#### [Problem details]
Pick out all lines of the entries that include the word "بالقوه" and copy them.
══ Data for this exercise
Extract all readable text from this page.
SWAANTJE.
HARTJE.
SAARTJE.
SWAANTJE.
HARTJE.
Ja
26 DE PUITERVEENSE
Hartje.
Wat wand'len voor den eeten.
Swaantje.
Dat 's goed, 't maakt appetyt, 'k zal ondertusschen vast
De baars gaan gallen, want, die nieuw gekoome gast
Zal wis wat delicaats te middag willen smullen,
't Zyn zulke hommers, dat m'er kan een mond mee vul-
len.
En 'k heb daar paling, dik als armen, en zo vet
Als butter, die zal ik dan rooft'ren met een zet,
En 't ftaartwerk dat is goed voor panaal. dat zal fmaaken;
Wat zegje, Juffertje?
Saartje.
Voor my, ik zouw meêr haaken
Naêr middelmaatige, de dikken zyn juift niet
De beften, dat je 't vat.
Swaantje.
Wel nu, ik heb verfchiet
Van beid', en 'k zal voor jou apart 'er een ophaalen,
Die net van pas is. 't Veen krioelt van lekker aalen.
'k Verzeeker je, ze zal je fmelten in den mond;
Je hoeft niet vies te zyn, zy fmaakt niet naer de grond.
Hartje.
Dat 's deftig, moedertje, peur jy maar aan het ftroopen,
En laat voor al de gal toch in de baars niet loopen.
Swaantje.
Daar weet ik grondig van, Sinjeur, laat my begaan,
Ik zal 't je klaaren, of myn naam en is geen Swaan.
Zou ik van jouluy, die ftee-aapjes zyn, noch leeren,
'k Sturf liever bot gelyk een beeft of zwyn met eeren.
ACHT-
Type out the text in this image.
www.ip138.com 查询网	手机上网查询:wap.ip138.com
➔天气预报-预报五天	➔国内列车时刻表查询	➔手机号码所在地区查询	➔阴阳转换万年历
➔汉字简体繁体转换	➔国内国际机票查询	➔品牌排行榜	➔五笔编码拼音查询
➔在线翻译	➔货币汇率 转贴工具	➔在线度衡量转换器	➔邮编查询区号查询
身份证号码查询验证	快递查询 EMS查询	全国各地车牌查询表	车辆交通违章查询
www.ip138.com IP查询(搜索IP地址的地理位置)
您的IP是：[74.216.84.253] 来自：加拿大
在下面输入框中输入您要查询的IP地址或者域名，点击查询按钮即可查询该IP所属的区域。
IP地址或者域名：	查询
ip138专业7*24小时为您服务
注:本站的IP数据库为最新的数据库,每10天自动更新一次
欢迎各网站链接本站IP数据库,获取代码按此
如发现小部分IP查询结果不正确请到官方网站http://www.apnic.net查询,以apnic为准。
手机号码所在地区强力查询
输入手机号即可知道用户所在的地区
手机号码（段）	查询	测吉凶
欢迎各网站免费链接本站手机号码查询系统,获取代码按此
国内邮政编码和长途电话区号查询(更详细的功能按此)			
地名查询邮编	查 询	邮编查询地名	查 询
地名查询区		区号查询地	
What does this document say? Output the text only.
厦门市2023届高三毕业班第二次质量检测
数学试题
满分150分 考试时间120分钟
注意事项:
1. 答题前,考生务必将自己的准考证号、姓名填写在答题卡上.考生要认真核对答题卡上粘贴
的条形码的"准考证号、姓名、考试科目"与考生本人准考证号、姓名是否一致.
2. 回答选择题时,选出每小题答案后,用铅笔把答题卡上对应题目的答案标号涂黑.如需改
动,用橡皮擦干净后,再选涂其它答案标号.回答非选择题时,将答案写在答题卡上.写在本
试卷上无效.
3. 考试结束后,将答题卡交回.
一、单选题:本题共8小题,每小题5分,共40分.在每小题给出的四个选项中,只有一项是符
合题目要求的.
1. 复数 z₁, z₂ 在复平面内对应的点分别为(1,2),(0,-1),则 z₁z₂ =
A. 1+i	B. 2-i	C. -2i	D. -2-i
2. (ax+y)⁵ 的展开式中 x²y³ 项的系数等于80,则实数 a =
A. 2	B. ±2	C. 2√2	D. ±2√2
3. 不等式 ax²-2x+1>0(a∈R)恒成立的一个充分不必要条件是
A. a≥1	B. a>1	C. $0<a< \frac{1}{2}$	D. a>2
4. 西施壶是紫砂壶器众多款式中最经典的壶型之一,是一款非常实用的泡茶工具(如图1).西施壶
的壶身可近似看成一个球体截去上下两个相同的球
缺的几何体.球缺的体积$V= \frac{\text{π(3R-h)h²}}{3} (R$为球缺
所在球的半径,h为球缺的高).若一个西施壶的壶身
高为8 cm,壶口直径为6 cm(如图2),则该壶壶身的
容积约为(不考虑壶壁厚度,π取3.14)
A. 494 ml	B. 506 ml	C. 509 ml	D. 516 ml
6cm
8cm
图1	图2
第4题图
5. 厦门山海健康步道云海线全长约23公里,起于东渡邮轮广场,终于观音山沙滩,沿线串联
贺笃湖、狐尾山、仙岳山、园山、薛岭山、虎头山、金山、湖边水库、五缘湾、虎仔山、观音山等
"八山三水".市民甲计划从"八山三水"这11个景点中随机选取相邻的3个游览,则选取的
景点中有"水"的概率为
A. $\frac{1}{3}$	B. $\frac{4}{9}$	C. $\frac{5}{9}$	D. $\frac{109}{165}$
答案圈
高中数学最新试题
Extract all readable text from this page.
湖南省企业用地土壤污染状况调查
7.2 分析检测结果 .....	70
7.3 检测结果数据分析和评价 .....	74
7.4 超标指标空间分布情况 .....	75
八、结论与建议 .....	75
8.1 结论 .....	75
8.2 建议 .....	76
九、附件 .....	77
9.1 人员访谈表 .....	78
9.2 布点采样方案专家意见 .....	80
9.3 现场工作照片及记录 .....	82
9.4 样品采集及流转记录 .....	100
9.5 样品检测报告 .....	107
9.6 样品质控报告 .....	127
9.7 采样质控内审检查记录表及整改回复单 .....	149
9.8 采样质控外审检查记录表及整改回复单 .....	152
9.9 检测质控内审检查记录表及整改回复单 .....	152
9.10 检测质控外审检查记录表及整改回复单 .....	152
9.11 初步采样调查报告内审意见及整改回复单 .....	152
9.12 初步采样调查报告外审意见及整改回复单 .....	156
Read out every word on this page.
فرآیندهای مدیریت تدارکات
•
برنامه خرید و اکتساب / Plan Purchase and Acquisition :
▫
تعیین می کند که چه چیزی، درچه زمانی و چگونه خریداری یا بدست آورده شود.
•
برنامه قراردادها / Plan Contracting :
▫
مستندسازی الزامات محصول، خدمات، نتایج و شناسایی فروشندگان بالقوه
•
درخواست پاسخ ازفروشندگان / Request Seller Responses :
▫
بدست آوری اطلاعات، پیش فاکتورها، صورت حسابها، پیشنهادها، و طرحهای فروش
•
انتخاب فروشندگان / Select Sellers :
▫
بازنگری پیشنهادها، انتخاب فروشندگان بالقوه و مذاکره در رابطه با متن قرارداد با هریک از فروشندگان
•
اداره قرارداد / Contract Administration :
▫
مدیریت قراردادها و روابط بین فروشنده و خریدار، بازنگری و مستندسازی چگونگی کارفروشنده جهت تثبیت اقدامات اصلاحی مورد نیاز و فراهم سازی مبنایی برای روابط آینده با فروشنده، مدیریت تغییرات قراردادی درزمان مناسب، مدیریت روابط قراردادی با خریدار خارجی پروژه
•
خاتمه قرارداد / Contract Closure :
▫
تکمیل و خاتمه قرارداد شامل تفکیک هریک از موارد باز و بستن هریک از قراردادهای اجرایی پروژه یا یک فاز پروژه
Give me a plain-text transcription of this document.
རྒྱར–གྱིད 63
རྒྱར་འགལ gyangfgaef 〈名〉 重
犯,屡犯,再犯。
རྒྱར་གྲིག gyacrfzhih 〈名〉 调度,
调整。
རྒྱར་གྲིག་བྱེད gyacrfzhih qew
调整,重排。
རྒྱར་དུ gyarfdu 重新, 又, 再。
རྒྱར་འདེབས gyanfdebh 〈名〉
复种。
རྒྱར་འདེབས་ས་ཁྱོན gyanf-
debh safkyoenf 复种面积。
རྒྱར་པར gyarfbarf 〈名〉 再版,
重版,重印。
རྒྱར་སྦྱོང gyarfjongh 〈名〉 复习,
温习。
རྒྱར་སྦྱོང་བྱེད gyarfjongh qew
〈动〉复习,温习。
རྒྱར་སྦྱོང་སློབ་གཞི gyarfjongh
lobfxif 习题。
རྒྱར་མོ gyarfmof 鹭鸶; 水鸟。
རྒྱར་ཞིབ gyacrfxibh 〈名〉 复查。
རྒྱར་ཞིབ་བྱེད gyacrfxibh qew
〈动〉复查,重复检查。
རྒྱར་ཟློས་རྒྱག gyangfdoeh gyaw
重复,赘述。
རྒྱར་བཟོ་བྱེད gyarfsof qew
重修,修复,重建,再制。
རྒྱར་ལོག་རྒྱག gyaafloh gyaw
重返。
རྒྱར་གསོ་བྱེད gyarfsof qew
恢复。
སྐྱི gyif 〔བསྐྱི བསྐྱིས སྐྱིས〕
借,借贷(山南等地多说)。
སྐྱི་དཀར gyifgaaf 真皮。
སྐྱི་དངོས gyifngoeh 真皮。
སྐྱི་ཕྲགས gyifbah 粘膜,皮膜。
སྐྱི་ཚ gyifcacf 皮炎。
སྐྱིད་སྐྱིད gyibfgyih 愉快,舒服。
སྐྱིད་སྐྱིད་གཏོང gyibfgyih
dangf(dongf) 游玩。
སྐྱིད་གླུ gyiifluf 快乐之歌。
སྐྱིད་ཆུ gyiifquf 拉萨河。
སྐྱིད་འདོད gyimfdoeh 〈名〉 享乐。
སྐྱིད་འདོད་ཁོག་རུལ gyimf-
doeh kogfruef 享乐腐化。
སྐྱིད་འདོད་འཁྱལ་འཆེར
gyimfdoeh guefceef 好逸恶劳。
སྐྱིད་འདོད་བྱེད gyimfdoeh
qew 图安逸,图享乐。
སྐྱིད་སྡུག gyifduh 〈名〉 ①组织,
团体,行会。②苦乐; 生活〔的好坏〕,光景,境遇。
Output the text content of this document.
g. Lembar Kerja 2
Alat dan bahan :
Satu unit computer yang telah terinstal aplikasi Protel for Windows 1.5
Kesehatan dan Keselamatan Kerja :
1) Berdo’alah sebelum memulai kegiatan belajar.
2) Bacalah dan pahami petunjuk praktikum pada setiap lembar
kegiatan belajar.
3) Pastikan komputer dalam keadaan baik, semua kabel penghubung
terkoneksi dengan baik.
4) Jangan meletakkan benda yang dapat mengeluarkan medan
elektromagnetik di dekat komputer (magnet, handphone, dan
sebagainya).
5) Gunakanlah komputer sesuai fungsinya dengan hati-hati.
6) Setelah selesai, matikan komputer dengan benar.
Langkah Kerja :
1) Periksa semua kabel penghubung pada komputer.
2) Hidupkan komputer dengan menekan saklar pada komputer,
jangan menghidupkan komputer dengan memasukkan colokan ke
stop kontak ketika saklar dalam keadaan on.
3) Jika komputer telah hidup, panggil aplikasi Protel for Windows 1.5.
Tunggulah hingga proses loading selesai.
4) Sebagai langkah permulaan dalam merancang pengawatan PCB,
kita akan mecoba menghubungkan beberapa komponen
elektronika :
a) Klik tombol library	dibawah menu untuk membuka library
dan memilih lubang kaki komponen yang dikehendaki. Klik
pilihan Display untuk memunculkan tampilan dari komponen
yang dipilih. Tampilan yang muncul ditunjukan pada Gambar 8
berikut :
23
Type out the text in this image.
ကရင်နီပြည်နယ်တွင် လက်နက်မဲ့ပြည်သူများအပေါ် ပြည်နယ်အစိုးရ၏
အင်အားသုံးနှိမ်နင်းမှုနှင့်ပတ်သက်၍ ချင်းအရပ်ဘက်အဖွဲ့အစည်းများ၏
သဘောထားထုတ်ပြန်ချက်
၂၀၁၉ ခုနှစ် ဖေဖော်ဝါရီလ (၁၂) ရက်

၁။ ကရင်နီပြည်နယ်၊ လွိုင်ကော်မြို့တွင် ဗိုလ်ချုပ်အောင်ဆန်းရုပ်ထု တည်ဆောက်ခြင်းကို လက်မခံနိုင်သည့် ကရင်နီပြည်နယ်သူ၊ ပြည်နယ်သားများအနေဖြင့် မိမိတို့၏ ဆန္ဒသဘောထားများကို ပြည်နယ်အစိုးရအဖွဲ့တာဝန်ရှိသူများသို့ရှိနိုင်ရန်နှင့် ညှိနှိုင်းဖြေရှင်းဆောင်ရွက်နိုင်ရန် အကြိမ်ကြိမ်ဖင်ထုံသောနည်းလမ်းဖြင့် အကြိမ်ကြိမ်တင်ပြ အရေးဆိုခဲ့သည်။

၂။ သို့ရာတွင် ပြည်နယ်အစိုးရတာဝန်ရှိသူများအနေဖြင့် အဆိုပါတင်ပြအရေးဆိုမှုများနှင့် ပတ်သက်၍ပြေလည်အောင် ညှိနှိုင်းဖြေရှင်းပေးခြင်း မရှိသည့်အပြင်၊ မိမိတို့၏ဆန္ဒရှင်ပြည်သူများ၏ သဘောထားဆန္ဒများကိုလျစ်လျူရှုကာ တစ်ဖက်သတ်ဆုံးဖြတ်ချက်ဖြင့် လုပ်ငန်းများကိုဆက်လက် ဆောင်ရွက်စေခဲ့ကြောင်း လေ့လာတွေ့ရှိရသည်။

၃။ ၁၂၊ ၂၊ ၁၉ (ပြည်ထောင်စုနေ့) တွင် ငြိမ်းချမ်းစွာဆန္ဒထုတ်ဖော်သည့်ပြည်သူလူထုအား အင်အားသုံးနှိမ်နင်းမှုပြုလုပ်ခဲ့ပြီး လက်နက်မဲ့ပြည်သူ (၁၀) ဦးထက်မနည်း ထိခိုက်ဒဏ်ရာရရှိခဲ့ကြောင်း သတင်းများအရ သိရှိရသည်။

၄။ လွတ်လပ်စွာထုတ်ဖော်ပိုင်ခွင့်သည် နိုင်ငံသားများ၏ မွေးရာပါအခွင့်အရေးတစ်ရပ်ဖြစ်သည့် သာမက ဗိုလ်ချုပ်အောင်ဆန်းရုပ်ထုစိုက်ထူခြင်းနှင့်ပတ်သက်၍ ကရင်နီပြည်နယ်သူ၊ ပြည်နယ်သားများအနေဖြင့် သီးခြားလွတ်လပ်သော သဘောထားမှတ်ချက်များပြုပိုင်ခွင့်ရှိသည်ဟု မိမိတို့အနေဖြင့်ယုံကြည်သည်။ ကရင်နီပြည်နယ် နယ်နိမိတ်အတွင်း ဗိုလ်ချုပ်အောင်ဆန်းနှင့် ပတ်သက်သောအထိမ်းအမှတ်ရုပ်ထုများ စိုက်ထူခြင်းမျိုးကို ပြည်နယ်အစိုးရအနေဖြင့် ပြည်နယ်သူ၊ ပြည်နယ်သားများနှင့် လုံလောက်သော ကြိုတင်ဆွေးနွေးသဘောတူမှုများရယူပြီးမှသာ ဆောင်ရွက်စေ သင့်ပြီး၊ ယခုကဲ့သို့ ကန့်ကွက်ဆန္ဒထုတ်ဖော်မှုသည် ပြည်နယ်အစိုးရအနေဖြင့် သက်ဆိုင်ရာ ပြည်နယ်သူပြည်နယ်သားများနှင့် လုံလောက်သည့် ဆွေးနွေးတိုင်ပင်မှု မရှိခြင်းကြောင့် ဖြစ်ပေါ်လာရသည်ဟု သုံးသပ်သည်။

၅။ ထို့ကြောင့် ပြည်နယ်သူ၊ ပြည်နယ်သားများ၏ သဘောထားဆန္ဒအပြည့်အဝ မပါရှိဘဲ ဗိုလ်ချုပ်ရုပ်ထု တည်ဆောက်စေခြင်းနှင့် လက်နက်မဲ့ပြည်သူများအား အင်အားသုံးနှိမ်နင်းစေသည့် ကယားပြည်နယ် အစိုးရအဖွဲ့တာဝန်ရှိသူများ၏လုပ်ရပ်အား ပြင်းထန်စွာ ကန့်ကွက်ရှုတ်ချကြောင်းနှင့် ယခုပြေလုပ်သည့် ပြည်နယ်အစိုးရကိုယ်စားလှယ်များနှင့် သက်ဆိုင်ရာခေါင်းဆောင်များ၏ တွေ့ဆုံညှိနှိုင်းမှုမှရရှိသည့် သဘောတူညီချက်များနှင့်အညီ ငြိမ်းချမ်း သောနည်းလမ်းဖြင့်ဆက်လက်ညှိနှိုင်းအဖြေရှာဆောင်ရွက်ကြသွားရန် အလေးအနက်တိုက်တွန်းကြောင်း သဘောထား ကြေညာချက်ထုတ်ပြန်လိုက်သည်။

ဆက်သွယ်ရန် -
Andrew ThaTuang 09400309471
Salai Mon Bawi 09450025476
════
#### [Result of the task]
مستندسازی الزامات محصول، خدمات، نتایج و شناسایی فروشندگان بالقوه
بازنگری پیشنهادها، انتخاب فروشندگان بالقوه و مذاکره در رابطه با متن قرارداد با هریک از فروشندگان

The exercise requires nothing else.